**The records**

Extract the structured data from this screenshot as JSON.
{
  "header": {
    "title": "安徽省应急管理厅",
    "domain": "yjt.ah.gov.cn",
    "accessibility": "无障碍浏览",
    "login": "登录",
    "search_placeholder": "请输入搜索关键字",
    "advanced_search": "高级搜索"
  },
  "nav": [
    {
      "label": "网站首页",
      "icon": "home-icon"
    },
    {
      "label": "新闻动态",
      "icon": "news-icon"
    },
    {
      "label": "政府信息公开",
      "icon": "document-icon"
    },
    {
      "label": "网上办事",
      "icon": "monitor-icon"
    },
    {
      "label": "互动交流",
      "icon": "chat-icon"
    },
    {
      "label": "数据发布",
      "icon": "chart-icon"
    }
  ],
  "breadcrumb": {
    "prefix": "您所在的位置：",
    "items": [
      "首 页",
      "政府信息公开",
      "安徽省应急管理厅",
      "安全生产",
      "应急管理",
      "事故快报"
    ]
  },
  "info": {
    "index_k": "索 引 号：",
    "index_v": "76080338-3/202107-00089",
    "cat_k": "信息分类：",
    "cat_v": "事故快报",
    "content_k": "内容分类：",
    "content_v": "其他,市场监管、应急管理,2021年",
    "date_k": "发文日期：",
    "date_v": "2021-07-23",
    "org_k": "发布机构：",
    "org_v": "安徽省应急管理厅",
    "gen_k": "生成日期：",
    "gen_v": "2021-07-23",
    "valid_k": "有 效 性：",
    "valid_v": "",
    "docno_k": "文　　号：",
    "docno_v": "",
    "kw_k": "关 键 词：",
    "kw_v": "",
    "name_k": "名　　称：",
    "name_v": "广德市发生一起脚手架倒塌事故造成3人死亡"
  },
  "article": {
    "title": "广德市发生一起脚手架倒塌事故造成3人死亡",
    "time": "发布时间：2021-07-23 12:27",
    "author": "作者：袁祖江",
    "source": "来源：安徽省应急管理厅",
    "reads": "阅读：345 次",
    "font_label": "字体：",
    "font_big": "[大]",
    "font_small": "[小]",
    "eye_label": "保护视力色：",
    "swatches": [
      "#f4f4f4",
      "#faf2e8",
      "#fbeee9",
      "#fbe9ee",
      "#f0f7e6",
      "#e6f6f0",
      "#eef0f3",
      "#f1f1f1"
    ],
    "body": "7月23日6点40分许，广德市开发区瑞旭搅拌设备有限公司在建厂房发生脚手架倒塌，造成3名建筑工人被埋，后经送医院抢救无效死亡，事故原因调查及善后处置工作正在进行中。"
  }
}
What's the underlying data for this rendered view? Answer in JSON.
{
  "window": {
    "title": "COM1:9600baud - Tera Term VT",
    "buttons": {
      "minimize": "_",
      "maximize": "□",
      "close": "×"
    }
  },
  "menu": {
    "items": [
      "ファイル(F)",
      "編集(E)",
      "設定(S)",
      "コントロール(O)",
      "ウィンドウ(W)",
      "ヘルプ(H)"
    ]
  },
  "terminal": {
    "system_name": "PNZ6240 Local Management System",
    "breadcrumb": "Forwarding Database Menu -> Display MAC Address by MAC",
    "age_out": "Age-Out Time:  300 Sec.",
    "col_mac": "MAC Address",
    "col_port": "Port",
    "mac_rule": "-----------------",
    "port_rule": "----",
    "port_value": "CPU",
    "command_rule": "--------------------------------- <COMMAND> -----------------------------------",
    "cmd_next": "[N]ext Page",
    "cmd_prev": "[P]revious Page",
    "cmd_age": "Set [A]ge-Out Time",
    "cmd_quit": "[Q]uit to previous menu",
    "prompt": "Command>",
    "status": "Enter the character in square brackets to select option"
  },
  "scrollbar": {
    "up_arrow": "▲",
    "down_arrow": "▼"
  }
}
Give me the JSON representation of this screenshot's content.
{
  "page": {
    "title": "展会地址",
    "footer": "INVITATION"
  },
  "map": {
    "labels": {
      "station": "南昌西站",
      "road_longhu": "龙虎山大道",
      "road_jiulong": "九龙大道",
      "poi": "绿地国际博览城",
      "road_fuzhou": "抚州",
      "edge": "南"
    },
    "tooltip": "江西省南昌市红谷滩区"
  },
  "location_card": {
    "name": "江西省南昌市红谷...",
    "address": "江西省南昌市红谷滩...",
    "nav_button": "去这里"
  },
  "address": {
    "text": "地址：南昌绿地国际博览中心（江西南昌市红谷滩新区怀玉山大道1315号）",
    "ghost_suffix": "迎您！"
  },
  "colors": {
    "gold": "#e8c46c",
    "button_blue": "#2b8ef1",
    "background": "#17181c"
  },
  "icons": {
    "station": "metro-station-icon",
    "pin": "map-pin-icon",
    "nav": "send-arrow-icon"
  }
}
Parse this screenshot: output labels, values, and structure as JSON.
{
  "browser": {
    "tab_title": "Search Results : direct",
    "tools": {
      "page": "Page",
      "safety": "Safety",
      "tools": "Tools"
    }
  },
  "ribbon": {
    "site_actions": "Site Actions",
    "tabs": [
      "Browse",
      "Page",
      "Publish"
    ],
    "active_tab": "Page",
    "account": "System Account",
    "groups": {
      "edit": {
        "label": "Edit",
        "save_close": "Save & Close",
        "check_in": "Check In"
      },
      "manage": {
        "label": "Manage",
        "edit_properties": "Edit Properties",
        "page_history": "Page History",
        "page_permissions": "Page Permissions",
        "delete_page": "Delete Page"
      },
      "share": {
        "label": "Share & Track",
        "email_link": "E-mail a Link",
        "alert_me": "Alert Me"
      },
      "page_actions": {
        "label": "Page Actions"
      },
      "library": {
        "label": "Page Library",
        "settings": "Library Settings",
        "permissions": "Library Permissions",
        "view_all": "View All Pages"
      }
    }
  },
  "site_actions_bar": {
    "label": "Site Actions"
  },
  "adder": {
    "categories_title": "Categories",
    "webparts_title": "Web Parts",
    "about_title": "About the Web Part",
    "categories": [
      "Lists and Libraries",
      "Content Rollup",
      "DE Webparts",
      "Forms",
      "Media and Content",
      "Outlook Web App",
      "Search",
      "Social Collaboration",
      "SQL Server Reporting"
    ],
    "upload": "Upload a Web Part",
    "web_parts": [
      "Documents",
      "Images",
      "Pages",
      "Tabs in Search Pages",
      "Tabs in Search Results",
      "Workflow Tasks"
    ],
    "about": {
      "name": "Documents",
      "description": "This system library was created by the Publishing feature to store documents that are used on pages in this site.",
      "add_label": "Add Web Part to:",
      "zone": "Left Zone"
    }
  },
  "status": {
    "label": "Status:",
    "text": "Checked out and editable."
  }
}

**Exercise brief**
From the records above, extract every line exactly as it stands.

**Correct response**
Extract the structured data from this screenshot as JSON.
{
  "header": {
    "title": "安徽省应急管理厅",
    "domain": "yjt.ah.gov.cn",
    "accessibility": "无障碍浏览",
    "login": "登录",
    "search_placeholder": "请输入搜索关键字",
    "advanced_search": "高级搜索"
  },
  "nav": [
    {
      "label": "网站首页",
      "icon": "home-icon"
    },
    {
      "label": "新闻动态",
      "icon": "news-icon"
    },
    {
      "label": "政府信息公开",
      "icon": "document-icon"
    },
    {
      "label": "网上办事",
      "icon": "monitor-icon"
    },
    {
      "label": "互动交流",
      "icon": "chat-icon"
    },
    {
      "label": "数据发布",
      "icon": "chart-icon"
    }
  ],
  "breadcrumb": {
    "prefix": "您所在的位置：",
    "items": [
      "首 页",
      "政府信息公开",
      "安徽省应急管理厅",
      "安全生产",
      "应急管理",
      "事故快报"
    ]
  },
  "info": {
    "index_k": "索 引 号：",
    "index_v": "76080338-3/202107-00089",
    "cat_k": "信息分类：",
    "cat_v": "事故快报",
    "content_k": "内容分类：",
    "content_v": "其他,市场监管、应急管理,2021年",
    "date_k": "发文日期：",
    "date_v": "2021-07-23",
    "org_k": "发布机构：",
    "org_v": "安徽省应急管理厅",
    "gen_k": "生成日期：",
    "gen_v": "2021-07-23",
    "valid_k": "有 效 性：",
    "valid_v": "",
    "docno_k": "文　　号：",
    "docno_v": "",
    "kw_k": "关 键 词：",
    "kw_v": "",
    "name_k": "名　　称：",
    "name_v": "广德市发生一起脚手架倒塌事故造成3人死亡"
  },
  "article": {
    "title": "广德市发生一起脚手架倒塌事故造成3人死亡",
    "time": "发布时间：2021-07-23 12:27",
    "author": "作者：袁祖江",
    "source": "来源：安徽省应急管理厅",
    "reads": "阅读：345 次",
    "font_label": "字体：",
    "font_big": "[大]",
    "font_small": "[小]",
    "eye_label": "保护视力色：",
    "swatches": [
      "#f4f4f4",
      "#faf2e8",
      "#fbeee9",
      "#fbe9ee",
      "#f0f7e6",
      "#e6f6f0",
      "#eef0f3",
      "#f1f1f1"
    ],
    "body": "7月23日6点40分许，广德市开发区瑞旭搅拌设备有限公司在建厂房发生脚手架倒塌，造成3名建筑工人被埋，后经送医院抢救无效死亡，事故原因调查及善后处置工作正在进行中。"
  }
}
What's the underlying data for this rendered view? Answer in JSON.
{
  "window": {
    "title": "COM1:9600baud - Tera Term VT",
    "buttons": {
      "minimize": "_",
      "maximize": "□",
      "close": "×"
    }
  },
  "menu": {
    "items": [
      "ファイル(F)",
      "編集(E)",
      "設定(S)",
      "コントロール(O)",
      "ウィンドウ(W)",
      "ヘルプ(H)"
    ]
  },
  "terminal": {
    "system_name": "PNZ6240 Local Management System",
    "breadcrumb": "Forwarding Database Menu -> Display MAC Address by MAC",
    "age_out": "Age-Out Time:  300 Sec.",
    "col_mac": "MAC Address",
    "col_port": "Port",
    "mac_rule": "-----------------",
    "port_rule": "----",
    "port_value": "CPU",
    "command_rule": "--------------------------------- <COMMAND> -----------------------------------",
    "cmd_next": "[N]ext Page",
    "cmd_prev": "[P]revious Page",
    "cmd_age": "Set [A]ge-Out Time",
    "cmd_quit": "[Q]uit to previous menu",
    "prompt": "Command>",
    "status": "Enter the character in square brackets to select option"
  },
  "scrollbar": {
    "up_arrow": "▲",
    "down_arrow": "▼"
  }
}
Give me the JSON representation of this screenshot's content.
{
  "page": {
    "title": "展会地址",
    "footer": "INVITATION"
  },
  "map": {
    "labels": {
      "station": "南昌西站",
      "road_longhu": "龙虎山大道",
      "road_jiulong": "九龙大道",
      "poi": "绿地国际博览城",
      "road_fuzhou": "抚州",
      "edge": "南"
    },
    "tooltip": "江西省南昌市红谷滩区"
  },
  "location_card": {
    "name": "江西省南昌市红谷...",
    "address": "江西省南昌市红谷滩...",
    "nav_button": "去这里"
  },
  "address": {
    "text": "地址：南昌绿地国际博览中心（江西南昌市红谷滩新区怀玉山大道1315号）",
    "ghost_suffix": "迎您！"
  },
  "colors": {
    "gold": "#e8c46c",
    "button_blue": "#2b8ef1",
    "background": "#17181c"
  },
  "icons": {
    "station": "metro-station-icon",
    "pin": "map-pin-icon",
    "nav": "send-arrow-icon"
  }
}
Parse this screenshot: output labels, values, and structure as JSON.
{
  "browser": {
    "tab_title": "Search Results : direct",
    "tools": {
      "page": "Page",
      "safety": "Safety",
      "tools": "Tools"
    }
  },
  "ribbon": {
    "site_actions": "Site Actions",
    "tabs": [
      "Browse",
      "Page",
      "Publish"
    ],
    "active_tab": "Page",
    "account": "System Account",
    "groups": {
      "edit": {
        "label": "Edit",
        "save_close": "Save & Close",
        "check_in": "Check In"
      },
      "manage": {
        "label": "Manage",
        "edit_properties": "Edit Properties",
        "page_history": "Page History",
        "page_permissions": "Page Permissions",
        "delete_page": "Delete Page"
      },
      "share": {
        "label": "Share & Track",
        "email_link": "E-mail a Link",
        "alert_me": "Alert Me"
      },
      "page_actions": {
        "label": "Page Actions"
      },
      "library": {
        "label": "Page Library",
        "settings": "Library Settings",
        "permissions": "Library Permissions",
        "view_all": "View All Pages"
      }
    }
  },
  "site_actions_bar": {
    "label": "Site Actions"
  },
  "adder": {
    "categories_title": "Categories",
    "webparts_title": "Web Parts",
    "about_title": "About the Web Part",
    "categories": [
      "Lists and Libraries",
      "Content Rollup",
      "DE Webparts",
      "Forms",
      "Media and Content",
      "Outlook Web App",
      "Search",
      "Social Collaboration",
      "SQL Server Reporting"
    ],
    "upload": "Upload a Web Part",
    "web_parts": [
      "Documents",
      "Images",
      "Pages",
      "Tabs in Search Pages",
      "Tabs in Search Results",
      "Workflow Tasks"
    ],
    "about": {
      "name": "Documents",
      "description": "This system library was created by the Publishing feature to store documents that are used on pages in this site.",
      "add_label": "Add Web Part to:",
      "zone": "Left Zone"
    }
  },
  "status": {
    "label": "Status:",
    "text": "Checked out and editable."
  }
}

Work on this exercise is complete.